#### What is being asked
Identify all lines of the data containing the string "jarre" and copy them.

#### Source material
————

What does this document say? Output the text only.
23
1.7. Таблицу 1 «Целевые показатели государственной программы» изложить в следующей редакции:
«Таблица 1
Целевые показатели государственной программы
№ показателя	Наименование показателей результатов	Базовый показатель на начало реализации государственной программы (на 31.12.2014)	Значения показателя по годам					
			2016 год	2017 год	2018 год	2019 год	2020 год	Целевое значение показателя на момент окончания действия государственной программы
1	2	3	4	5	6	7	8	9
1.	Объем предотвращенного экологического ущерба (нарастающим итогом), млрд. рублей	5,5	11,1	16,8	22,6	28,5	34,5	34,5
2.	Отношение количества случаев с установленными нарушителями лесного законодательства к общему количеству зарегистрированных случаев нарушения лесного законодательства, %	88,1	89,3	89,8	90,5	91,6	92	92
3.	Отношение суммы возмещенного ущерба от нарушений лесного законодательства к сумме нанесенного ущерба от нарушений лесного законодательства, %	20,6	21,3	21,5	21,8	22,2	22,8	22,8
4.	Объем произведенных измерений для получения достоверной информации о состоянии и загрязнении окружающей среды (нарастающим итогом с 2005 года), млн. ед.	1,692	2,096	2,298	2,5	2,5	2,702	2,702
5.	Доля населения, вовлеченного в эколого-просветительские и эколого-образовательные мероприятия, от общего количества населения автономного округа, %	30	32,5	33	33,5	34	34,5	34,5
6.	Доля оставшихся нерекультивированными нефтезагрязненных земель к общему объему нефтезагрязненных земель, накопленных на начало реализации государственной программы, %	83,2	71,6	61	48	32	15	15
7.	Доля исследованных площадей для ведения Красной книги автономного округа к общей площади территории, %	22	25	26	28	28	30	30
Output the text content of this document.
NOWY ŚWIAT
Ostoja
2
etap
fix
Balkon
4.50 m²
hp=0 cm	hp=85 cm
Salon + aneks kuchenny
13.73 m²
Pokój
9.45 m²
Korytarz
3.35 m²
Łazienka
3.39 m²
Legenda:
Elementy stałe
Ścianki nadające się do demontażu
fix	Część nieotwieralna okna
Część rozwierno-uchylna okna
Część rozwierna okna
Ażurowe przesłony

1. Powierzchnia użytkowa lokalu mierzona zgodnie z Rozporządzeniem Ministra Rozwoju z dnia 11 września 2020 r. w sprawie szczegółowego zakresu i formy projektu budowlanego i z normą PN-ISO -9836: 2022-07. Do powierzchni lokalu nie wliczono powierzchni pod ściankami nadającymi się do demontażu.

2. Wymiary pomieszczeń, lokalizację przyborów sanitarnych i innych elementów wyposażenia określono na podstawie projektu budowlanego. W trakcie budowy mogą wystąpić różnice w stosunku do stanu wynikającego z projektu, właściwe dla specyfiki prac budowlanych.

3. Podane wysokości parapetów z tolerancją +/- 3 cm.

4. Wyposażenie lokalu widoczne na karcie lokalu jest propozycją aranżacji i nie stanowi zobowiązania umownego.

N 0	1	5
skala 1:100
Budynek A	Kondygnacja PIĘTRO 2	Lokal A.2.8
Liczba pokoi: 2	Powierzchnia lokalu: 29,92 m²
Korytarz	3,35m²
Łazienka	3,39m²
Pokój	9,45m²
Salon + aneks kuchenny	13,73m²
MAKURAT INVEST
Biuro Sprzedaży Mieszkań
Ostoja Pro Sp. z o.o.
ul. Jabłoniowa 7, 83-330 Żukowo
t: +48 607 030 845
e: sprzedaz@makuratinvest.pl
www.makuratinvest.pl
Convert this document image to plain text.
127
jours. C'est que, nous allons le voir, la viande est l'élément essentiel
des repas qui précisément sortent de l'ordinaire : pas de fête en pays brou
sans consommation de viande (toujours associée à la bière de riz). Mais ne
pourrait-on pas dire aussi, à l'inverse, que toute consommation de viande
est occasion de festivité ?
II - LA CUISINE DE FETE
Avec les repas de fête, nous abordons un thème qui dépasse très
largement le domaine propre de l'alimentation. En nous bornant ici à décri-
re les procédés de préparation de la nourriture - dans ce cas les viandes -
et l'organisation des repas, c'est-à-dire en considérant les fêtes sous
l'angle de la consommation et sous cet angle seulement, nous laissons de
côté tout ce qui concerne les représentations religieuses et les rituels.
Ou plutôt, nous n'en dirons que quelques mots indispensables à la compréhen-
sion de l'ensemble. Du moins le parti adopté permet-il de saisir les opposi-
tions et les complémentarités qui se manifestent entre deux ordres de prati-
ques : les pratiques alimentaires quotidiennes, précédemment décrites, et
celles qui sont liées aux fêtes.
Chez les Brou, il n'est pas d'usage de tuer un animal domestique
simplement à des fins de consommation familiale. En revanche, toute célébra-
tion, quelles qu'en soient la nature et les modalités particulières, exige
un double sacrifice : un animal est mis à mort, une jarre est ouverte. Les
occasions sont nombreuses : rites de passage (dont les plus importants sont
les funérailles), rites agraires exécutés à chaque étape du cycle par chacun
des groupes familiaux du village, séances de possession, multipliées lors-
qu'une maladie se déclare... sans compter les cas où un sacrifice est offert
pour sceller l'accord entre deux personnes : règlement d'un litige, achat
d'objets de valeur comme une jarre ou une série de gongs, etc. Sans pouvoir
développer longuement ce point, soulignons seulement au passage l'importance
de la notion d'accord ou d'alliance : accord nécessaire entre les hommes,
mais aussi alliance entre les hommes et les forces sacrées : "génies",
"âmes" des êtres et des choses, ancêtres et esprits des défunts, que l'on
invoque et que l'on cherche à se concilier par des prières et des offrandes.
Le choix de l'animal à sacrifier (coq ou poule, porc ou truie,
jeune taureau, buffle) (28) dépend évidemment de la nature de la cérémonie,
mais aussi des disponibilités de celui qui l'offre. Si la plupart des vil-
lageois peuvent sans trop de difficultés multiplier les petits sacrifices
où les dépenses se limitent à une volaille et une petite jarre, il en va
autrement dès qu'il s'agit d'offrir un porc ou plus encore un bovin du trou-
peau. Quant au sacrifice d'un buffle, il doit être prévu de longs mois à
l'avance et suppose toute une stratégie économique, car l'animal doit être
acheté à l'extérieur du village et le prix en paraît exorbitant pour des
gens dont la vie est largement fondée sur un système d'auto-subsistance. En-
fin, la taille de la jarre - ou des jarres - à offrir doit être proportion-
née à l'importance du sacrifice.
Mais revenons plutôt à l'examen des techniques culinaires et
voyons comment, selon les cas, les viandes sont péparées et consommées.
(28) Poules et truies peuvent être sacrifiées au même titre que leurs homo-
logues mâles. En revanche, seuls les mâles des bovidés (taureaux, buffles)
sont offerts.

————

#### The answer
un double sacrifice : un animal est mis à mort, une jarre est ouverte. Les
d'objets de valeur comme une jarre ou une série de gongs, etc. Sans pouvoir
où les dépenses se limitent à une volaille et une petite jarre, il en va
fin, la taille de la jarre - ou des jarres - à offrir doit être proportion-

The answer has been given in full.